** BEGIN Exercise material **

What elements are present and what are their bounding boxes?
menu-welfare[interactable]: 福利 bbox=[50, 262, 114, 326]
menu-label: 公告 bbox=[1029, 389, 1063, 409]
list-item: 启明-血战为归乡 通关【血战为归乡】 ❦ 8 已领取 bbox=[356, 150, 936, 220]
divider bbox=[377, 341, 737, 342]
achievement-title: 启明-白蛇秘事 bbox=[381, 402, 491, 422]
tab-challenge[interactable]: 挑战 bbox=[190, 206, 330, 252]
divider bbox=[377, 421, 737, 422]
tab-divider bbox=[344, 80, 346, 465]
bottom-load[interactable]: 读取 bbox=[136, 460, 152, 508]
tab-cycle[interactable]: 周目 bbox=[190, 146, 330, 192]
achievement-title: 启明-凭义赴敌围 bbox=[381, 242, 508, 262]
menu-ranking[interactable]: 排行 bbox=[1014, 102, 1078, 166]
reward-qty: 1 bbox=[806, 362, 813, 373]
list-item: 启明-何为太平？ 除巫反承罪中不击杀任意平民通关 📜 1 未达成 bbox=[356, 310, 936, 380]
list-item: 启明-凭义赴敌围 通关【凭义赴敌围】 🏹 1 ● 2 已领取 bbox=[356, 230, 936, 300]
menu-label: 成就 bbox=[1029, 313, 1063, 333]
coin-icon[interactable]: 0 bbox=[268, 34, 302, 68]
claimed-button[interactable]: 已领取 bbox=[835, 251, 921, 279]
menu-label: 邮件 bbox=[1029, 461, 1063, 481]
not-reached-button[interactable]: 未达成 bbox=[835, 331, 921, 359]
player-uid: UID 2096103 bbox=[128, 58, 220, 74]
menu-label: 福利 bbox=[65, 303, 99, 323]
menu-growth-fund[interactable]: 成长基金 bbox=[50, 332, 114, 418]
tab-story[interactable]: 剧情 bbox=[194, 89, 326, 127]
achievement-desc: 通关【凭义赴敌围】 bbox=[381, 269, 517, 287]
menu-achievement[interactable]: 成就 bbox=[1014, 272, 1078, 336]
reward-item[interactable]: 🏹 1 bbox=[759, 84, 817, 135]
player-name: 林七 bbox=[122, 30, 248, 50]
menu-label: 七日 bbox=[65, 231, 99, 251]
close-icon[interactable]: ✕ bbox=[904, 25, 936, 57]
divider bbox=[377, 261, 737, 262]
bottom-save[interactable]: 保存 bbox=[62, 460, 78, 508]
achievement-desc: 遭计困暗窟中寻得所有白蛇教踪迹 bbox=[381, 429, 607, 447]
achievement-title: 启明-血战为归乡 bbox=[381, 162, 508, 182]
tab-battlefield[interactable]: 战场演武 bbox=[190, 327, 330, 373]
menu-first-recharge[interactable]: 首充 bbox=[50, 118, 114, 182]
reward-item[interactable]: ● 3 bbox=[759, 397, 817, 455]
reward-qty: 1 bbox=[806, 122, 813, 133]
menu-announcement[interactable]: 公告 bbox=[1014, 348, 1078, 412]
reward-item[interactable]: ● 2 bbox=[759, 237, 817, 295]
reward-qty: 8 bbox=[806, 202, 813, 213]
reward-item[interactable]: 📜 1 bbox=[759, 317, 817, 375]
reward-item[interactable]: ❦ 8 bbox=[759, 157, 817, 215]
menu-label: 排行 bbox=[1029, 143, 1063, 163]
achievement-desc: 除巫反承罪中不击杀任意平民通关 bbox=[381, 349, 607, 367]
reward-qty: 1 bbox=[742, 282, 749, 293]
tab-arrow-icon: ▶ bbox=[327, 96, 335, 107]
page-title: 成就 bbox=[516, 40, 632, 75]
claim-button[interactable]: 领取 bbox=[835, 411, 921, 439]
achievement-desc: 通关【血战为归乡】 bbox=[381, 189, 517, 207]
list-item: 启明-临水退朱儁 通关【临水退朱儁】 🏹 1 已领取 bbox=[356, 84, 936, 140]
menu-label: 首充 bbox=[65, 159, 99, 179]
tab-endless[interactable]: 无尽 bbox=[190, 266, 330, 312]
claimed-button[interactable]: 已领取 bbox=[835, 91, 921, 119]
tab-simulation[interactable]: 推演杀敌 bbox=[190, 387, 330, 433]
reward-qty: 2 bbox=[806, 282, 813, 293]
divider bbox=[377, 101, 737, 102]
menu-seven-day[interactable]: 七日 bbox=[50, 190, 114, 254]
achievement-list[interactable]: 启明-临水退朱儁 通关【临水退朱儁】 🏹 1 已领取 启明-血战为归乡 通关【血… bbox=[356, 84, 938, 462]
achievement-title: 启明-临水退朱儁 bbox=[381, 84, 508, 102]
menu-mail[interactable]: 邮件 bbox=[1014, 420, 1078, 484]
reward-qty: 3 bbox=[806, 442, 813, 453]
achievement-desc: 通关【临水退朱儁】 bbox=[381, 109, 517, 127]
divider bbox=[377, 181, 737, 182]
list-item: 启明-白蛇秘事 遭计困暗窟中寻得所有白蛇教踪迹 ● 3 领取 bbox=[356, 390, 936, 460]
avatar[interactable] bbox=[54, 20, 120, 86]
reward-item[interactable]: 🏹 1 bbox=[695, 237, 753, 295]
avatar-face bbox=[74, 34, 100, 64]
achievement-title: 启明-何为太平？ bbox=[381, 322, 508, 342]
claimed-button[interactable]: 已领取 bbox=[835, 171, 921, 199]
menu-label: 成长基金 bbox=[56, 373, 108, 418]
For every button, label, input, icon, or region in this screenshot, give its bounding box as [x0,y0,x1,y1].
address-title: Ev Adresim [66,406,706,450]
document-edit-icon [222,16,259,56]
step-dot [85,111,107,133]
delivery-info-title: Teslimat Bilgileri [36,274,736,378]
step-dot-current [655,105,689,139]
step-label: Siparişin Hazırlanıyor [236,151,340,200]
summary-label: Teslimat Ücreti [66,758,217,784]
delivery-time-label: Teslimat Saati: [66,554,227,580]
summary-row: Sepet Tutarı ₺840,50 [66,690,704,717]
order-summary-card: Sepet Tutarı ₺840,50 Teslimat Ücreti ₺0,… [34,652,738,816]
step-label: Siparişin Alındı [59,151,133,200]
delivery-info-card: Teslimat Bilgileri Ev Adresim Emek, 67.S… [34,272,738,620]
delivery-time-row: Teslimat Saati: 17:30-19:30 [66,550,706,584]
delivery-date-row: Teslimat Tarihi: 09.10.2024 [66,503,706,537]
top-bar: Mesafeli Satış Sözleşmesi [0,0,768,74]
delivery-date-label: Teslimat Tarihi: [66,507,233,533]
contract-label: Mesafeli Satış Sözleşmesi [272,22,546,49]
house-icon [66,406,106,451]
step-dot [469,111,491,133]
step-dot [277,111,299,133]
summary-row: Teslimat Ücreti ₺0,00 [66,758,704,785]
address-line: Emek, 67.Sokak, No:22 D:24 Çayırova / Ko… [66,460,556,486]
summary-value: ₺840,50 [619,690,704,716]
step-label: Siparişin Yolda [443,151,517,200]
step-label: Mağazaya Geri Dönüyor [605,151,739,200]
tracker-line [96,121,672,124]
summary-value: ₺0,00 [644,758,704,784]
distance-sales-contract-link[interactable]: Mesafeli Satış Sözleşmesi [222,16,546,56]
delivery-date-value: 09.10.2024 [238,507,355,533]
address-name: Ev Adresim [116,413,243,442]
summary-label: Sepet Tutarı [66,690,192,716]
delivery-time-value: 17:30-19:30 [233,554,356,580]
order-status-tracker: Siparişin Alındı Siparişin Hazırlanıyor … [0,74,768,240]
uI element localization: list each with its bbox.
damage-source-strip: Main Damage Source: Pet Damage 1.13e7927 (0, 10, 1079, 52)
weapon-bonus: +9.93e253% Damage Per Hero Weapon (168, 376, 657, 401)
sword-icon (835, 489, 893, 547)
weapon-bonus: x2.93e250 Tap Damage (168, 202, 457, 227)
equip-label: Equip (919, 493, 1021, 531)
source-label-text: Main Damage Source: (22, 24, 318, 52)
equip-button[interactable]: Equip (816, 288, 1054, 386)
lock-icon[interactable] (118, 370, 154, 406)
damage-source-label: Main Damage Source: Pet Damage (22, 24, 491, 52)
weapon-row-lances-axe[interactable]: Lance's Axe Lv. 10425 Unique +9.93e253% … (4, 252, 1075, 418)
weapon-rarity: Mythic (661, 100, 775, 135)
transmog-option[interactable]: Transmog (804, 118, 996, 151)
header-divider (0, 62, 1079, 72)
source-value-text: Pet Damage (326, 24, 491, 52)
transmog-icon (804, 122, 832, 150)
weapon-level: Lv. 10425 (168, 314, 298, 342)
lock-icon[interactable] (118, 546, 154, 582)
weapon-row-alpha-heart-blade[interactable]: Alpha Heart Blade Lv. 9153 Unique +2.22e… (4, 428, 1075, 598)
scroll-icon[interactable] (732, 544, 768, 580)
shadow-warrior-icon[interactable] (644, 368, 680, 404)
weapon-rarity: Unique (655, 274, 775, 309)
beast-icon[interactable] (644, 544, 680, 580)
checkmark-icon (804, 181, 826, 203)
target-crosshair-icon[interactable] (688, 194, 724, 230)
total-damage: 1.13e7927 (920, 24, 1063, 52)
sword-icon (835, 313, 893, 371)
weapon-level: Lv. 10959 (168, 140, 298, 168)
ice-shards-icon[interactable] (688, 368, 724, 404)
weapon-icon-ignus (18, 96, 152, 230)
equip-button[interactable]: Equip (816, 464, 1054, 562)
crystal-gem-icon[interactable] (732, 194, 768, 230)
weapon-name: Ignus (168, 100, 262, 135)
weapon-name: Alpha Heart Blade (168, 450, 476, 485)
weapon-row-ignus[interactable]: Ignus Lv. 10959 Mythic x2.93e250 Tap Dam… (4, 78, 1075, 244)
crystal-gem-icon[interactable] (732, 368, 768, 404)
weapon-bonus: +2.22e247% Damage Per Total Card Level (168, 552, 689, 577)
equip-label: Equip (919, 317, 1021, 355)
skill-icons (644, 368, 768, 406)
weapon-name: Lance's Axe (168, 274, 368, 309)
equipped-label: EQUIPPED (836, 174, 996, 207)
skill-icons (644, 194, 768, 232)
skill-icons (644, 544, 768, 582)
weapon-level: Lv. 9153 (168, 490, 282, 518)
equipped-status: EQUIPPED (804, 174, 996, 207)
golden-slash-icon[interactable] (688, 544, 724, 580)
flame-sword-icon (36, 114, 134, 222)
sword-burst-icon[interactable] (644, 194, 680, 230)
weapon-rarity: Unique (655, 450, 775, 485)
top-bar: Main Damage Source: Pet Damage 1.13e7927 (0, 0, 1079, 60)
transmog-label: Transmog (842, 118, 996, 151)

** END Exercise material **

Task details
Rewrite the lines above as a Markdown table, beginning with the first line and stopping after the line that contains "tab-challenge[interactable]: 挑战 bbox=[190, 206, 330, 252]". Put a running number in a column named Row and the line itself in a column named Line, and leave out any blank lines.

Expected output
| Row | Line |
|---|---|
| 1 | What elements are present and what are their bounding boxes? |
| 2 | menu-welfare[interactable]: 福利 bbox=[50, 262, 114, 326] |
| 3 | menu-label: 公告 bbox=[1029, 389, 1063, 409] |
| 4 | list-item: 启明-血战为归乡 通关【血战为归乡】 ❦ 8 已领取 bbox=[356, 150, 936, 220] |
| 5 | divider bbox=[377, 341, 737, 342] |
| 6 | achievement-title: 启明-白蛇秘事 bbox=[381, 402, 491, 422] |
| 7 | tab-challenge[interactable]: 挑战 bbox=[190, 206, 330, 252] |